Every entry below must appear again, exactly as written.

[Figure collection entries]
:::::

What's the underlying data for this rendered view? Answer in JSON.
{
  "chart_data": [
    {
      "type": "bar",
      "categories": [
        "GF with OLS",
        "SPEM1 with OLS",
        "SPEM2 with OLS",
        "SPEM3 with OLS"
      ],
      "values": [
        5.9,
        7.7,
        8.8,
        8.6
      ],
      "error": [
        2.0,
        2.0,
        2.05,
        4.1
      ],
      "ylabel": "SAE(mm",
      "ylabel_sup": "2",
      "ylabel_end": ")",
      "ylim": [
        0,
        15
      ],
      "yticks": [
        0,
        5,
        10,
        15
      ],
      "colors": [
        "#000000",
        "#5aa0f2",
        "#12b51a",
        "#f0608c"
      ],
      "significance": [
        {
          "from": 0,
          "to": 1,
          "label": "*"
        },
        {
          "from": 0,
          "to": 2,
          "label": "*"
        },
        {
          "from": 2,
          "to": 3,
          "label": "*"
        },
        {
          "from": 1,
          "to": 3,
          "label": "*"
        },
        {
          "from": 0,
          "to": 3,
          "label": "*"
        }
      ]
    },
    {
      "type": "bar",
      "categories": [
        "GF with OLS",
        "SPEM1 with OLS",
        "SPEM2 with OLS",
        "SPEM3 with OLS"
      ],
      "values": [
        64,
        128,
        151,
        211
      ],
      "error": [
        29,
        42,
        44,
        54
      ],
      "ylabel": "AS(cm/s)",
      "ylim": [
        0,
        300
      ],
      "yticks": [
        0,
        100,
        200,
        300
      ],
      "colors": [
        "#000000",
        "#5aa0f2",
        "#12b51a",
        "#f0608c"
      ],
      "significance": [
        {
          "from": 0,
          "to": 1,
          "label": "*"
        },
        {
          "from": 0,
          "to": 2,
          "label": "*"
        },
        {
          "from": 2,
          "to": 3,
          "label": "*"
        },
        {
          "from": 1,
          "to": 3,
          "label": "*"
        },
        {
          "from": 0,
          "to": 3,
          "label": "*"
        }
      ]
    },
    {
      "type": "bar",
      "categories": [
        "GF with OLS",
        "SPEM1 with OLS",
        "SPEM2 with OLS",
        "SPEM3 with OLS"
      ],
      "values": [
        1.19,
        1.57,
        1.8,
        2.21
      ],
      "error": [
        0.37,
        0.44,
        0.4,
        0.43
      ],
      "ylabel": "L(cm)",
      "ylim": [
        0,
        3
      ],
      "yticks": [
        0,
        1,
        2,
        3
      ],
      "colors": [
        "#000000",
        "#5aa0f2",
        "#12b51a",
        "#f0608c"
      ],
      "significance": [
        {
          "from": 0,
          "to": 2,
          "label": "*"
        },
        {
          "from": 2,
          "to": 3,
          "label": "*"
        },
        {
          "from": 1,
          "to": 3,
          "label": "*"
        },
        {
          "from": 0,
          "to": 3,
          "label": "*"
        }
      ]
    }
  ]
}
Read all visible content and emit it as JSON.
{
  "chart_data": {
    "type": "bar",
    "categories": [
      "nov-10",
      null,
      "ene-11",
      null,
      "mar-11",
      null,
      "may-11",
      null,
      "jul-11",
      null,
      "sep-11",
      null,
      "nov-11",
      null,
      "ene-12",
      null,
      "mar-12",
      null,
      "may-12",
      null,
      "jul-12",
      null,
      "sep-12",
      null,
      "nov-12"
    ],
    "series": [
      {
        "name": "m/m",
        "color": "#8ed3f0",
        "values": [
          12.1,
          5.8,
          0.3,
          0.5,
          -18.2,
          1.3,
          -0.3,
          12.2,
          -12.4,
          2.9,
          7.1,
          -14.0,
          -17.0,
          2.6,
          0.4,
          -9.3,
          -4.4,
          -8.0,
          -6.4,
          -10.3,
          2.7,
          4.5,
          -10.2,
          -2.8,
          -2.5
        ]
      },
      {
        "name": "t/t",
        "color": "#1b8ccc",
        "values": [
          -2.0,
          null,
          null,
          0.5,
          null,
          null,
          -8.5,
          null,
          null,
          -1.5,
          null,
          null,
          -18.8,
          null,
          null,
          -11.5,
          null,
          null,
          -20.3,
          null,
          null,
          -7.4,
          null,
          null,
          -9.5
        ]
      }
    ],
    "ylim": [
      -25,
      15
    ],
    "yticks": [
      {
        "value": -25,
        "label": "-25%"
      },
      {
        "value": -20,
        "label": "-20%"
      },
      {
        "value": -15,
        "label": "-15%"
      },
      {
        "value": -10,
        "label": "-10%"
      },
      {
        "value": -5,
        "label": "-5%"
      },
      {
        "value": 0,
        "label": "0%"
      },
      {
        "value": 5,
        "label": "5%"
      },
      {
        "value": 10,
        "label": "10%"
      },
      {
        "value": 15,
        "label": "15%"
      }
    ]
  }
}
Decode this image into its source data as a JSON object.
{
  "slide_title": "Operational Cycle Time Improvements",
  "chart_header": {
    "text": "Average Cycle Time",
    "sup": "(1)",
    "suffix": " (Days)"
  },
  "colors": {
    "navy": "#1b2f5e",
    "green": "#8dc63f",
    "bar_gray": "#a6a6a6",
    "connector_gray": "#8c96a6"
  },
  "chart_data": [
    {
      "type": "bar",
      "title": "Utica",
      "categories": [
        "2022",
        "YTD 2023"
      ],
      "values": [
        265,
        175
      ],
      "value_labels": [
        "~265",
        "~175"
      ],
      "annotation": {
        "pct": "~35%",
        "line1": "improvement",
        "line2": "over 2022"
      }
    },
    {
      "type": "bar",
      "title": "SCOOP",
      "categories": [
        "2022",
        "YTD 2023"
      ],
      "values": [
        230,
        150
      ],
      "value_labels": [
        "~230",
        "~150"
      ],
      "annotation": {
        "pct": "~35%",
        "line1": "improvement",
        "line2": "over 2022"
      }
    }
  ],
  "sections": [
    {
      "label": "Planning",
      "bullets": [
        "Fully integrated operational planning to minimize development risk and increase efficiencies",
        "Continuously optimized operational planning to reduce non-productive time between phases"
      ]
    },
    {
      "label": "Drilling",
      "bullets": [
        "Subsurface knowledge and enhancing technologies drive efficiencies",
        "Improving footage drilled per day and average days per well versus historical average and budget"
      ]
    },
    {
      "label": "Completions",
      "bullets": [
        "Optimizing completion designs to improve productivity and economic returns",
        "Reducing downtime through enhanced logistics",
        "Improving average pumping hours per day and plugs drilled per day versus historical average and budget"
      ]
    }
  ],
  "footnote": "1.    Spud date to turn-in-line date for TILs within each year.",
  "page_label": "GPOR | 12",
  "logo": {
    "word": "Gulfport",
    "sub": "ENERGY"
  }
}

:::::

Result of the exercise:
What's the underlying data for this rendered view? Answer in JSON.
{
  "chart_data": [
    {
      "type": "bar",
      "categories": [
        "GF with OLS",
        "SPEM1 with OLS",
        "SPEM2 with OLS",
        "SPEM3 with OLS"
      ],
      "values": [
        5.9,
        7.7,
        8.8,
        8.6
      ],
      "error": [
        2.0,
        2.0,
        2.05,
        4.1
      ],
      "ylabel": "SAE(mm",
      "ylabel_sup": "2",
      "ylabel_end": ")",
      "ylim": [
        0,
        15
      ],
      "yticks": [
        0,
        5,
        10,
        15
      ],
      "colors": [
        "#000000",
        "#5aa0f2",
        "#12b51a",
        "#f0608c"
      ],
      "significance": [
        {
          "from": 0,
          "to": 1,
          "label": "*"
        },
        {
          "from": 0,
          "to": 2,
          "label": "*"
        },
        {
          "from": 2,
          "to": 3,
          "label": "*"
        },
        {
          "from": 1,
          "to": 3,
          "label": "*"
        },
        {
          "from": 0,
          "to": 3,
          "label": "*"
        }
      ]
    },
    {
      "type": "bar",
      "categories": [
        "GF with OLS",
        "SPEM1 with OLS",
        "SPEM2 with OLS",
        "SPEM3 with OLS"
      ],
      "values": [
        64,
        128,
        151,
        211
      ],
      "error": [
        29,
        42,
        44,
        54
      ],
      "ylabel": "AS(cm/s)",
      "ylim": [
        0,
        300
      ],
      "yticks": [
        0,
        100,
        200,
        300
      ],
      "colors": [
        "#000000",
        "#5aa0f2",
        "#12b51a",
        "#f0608c"
      ],
      "significance": [
        {
          "from": 0,
          "to": 1,
          "label": "*"
        },
        {
          "from": 0,
          "to": 2,
          "label": "*"
        },
        {
          "from": 2,
          "to": 3,
          "label": "*"
        },
        {
          "from": 1,
          "to": 3,
          "label": "*"
        },
        {
          "from": 0,
          "to": 3,
          "label": "*"
        }
      ]
    },
    {
      "type": "bar",
      "categories": [
        "GF with OLS",
        "SPEM1 with OLS",
        "SPEM2 with OLS",
        "SPEM3 with OLS"
      ],
      "values": [
        1.19,
        1.57,
        1.8,
        2.21
      ],
      "error": [
        0.37,
        0.44,
        0.4,
        0.43
      ],
      "ylabel": "L(cm)",
      "ylim": [
        0,
        3
      ],
      "yticks": [
        0,
        1,
        2,
        3
      ],
      "colors": [
        "#000000",
        "#5aa0f2",
        "#12b51a",
        "#f0608c"
      ],
      "significance": [
        {
          "from": 0,
          "to": 2,
          "label": "*"
        },
        {
          "from": 2,
          "to": 3,
          "label": "*"
        },
        {
          "from": 1,
          "to": 3,
          "label": "*"
        },
        {
          "from": 0,
          "to": 3,
          "label": "*"
        }
      ]
    }
  ]
}
Read all visible content and emit it as JSON.
{
  "chart_data": {
    "type": "bar",
    "categories": [
      "nov-10",
      null,
      "ene-11",
      null,
      "mar-11",
      null,
      "may-11",
      null,
      "jul-11",
      null,
      "sep-11",
      null,
      "nov-11",
      null,
      "ene-12",
      null,
      "mar-12",
      null,
      "may-12",
      null,
      "jul-12",
      null,
      "sep-12",
      null,
      "nov-12"
    ],
    "series": [
      {
        "name": "m/m",
        "color": "#8ed3f0",
        "values": [
          12.1,
          5.8,
          0.3,
          0.5,
          -18.2,
          1.3,
          -0.3,
          12.2,
          -12.4,
          2.9,
          7.1,
          -14.0,
          -17.0,
          2.6,
          0.4,
          -9.3,
          -4.4,
          -8.0,
          -6.4,
          -10.3,
          2.7,
          4.5,
          -10.2,
          -2.8,
          -2.5
        ]
      },
      {
        "name": "t/t",
        "color": "#1b8ccc",
        "values": [
          -2.0,
          null,
          null,
          0.5,
          null,
          null,
          -8.5,
          null,
          null,
          -1.5,
          null,
          null,
          -18.8,
          null,
          null,
          -11.5,
          null,
          null,
          -20.3,
          null,
          null,
          -7.4,
          null,
          null,
          -9.5
        ]
      }
    ],
    "ylim": [
      -25,
      15
    ],
    "yticks": [
      {
        "value": -25,
        "label": "-25%"
      },
      {
        "value": -20,
        "label": "-20%"
      },
      {
        "value": -15,
        "label": "-15%"
      },
      {
        "value": -10,
        "label": "-10%"
      },
      {
        "value": -5,
        "label": "-5%"
      },
      {
        "value": 0,
        "label": "0%"
      },
      {
        "value": 5,
        "label": "5%"
      },
      {
        "value": 10,
        "label": "10%"
      },
      {
        "value": 15,
        "label": "15%"
      }
    ]
  }
}
Decode this image into its source data as a JSON object.
{
  "slide_title": "Operational Cycle Time Improvements",
  "chart_header": {
    "text": "Average Cycle Time",
    "sup": "(1)",
    "suffix": " (Days)"
  },
  "colors": {
    "navy": "#1b2f5e",
    "green": "#8dc63f",
    "bar_gray": "#a6a6a6",
    "connector_gray": "#8c96a6"
  },
  "chart_data": [
    {
      "type": "bar",
      "title": "Utica",
      "categories": [
        "2022",
        "YTD 2023"
      ],
      "values": [
        265,
        175
      ],
      "value_labels": [
        "~265",
        "~175"
      ],
      "annotation": {
        "pct": "~35%",
        "line1": "improvement",
        "line2": "over 2022"
      }
    },
    {
      "type": "bar",
      "title": "SCOOP",
      "categories": [
        "2022",
        "YTD 2023"
      ],
      "values": [
        230,
        150
      ],
      "value_labels": [
        "~230",
        "~150"
      ],
      "annotation": {
        "pct": "~35%",
        "line1": "improvement",
        "line2": "over 2022"
      }
    }
  ],
  "sections": [
    {
      "label": "Planning",
      "bullets": [
        "Fully integrated operational planning to minimize development risk and increase efficiencies",
        "Continuously optimized operational planning to reduce non-productive time between phases"
      ]
    },
    {
      "label": "Drilling",
      "bullets": [
        "Subsurface knowledge and enhancing technologies drive efficiencies",
        "Improving footage drilled per day and average days per well versus historical average and budget"
      ]
    },
    {
      "label": "Completions",
      "bullets": [
        "Optimizing completion designs to improve productivity and economic returns",
        "Reducing downtime through enhanced logistics",
        "Improving average pumping hours per day and plugs drilled per day versus historical average and budget"
      ]
    }
  ],
  "footnote": "1.    Spud date to turn-in-line date for TILs within each year.",
  "page_label": "GPOR | 12",
  "logo": {
    "word": "Gulfport",
    "sub": "ENERGY"
  }
}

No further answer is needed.